(Stored items)
______

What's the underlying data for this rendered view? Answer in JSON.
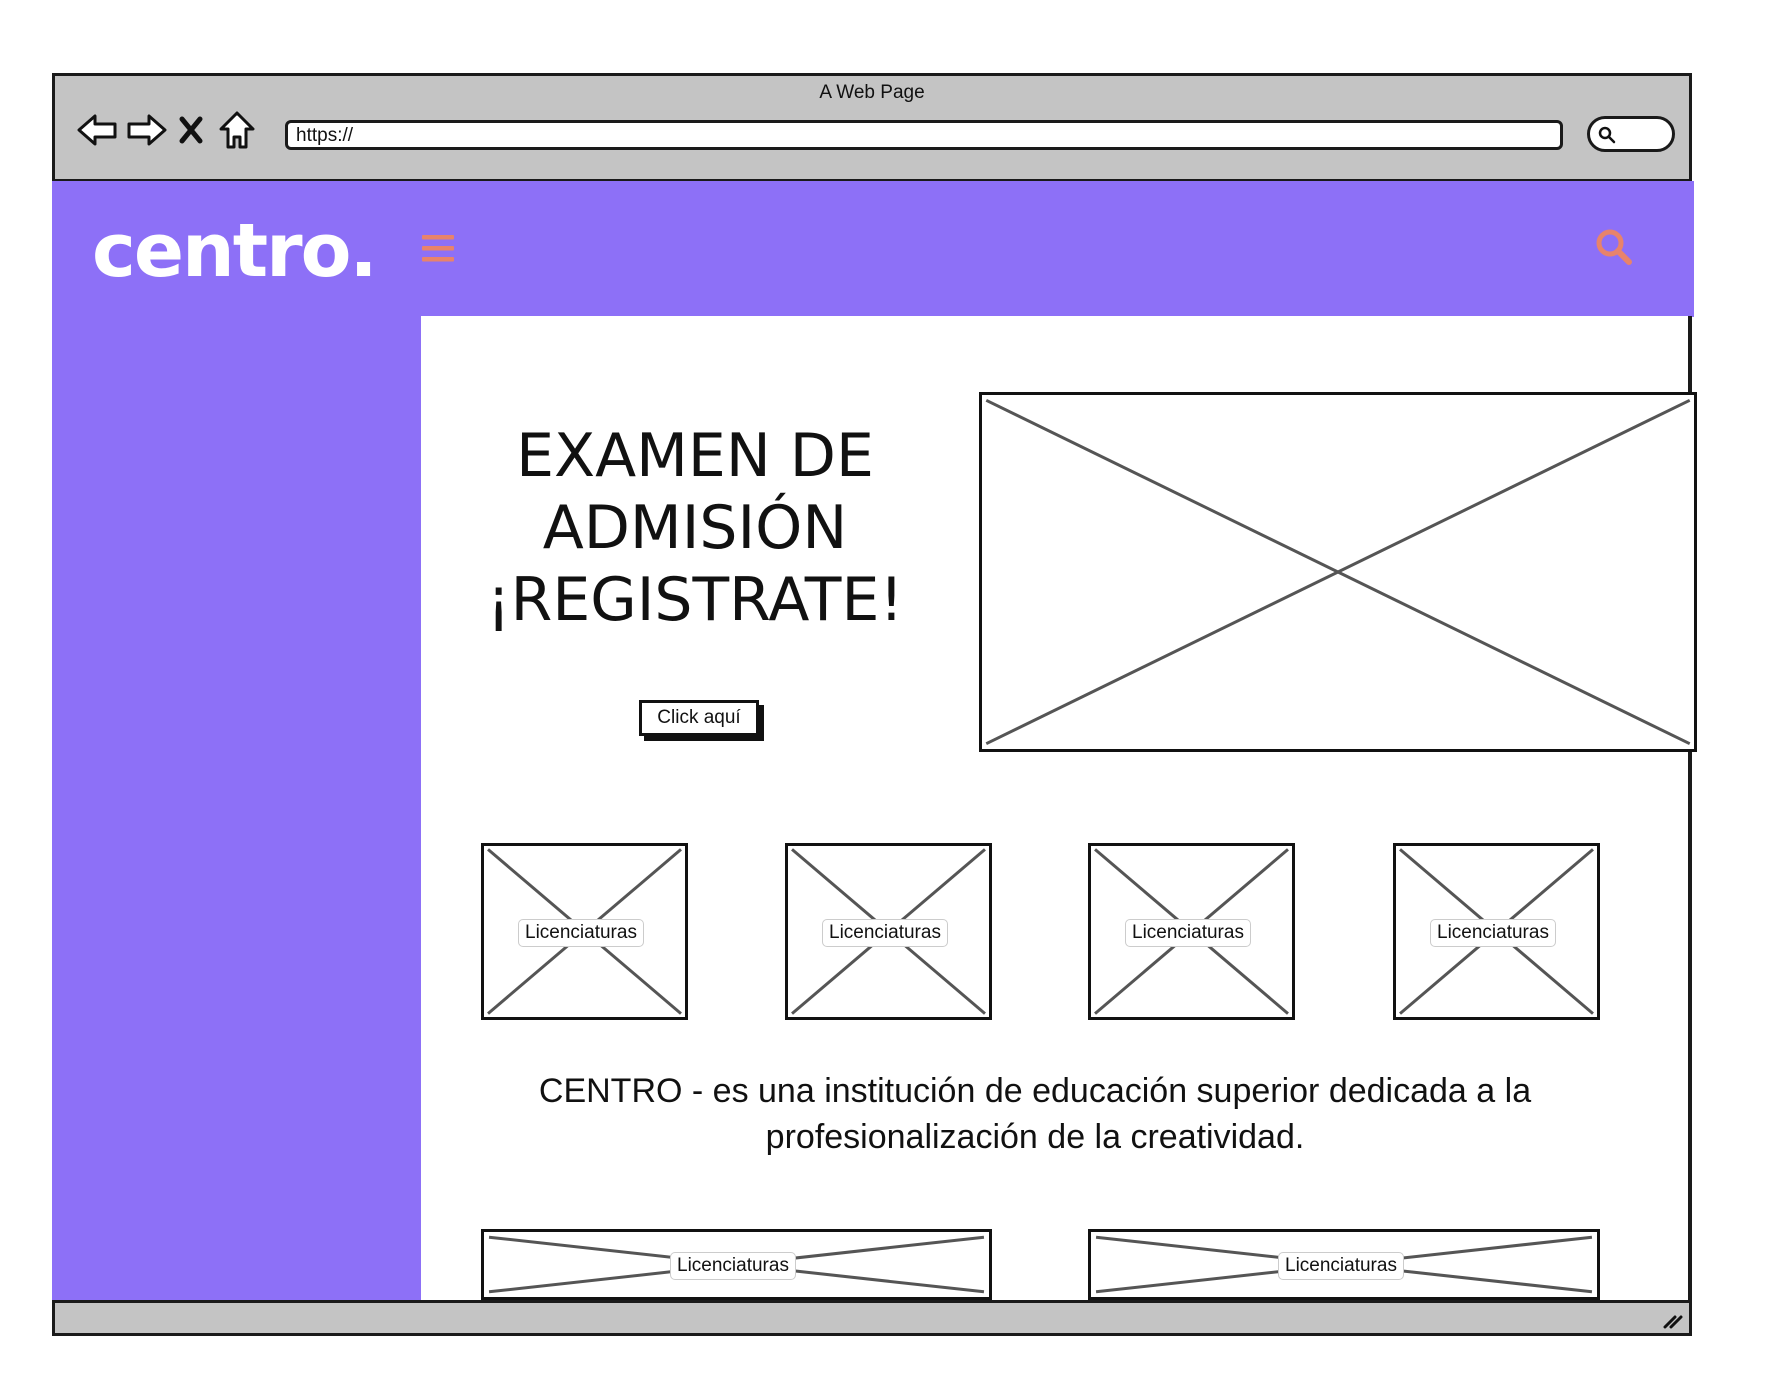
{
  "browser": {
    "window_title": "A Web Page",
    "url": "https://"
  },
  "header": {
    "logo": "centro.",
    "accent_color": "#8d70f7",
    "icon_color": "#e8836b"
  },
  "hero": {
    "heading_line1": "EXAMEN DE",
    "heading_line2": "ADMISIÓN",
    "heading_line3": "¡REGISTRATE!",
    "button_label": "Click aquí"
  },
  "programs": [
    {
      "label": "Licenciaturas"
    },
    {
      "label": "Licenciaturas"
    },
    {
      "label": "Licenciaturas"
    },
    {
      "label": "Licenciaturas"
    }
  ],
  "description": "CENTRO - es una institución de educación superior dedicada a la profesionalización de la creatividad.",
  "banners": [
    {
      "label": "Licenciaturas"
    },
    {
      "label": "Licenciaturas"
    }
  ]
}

______

EXERCISE BRIEF: Using the records above, retype everything exactly except the pictures.

REPLY TO THE TASK:
What's the underlying data for this rendered view? Answer in JSON.
{
  "browser": {
    "window_title": "A Web Page",
    "url": "https://"
  },
  "header": {
    "logo": "centro.",
    "accent_color": "#8d70f7",
    "icon_color": "#e8836b"
  },
  "hero": {
    "heading_line1": "EXAMEN DE",
    "heading_line2": "ADMISIÓN",
    "heading_line3": "¡REGISTRATE!",
    "button_label": "Click aquí"
  },
  "programs": [
    {
      "label": "Licenciaturas"
    },
    {
      "label": "Licenciaturas"
    },
    {
      "label": "Licenciaturas"
    },
    {
      "label": "Licenciaturas"
    }
  ],
  "description": "CENTRO - es una institución de educación superior dedicada a la profesionalización de la creatividad.",
  "banners": [
    {
      "label": "Licenciaturas"
    },
    {
      "label": "Licenciaturas"
    }
  ]
}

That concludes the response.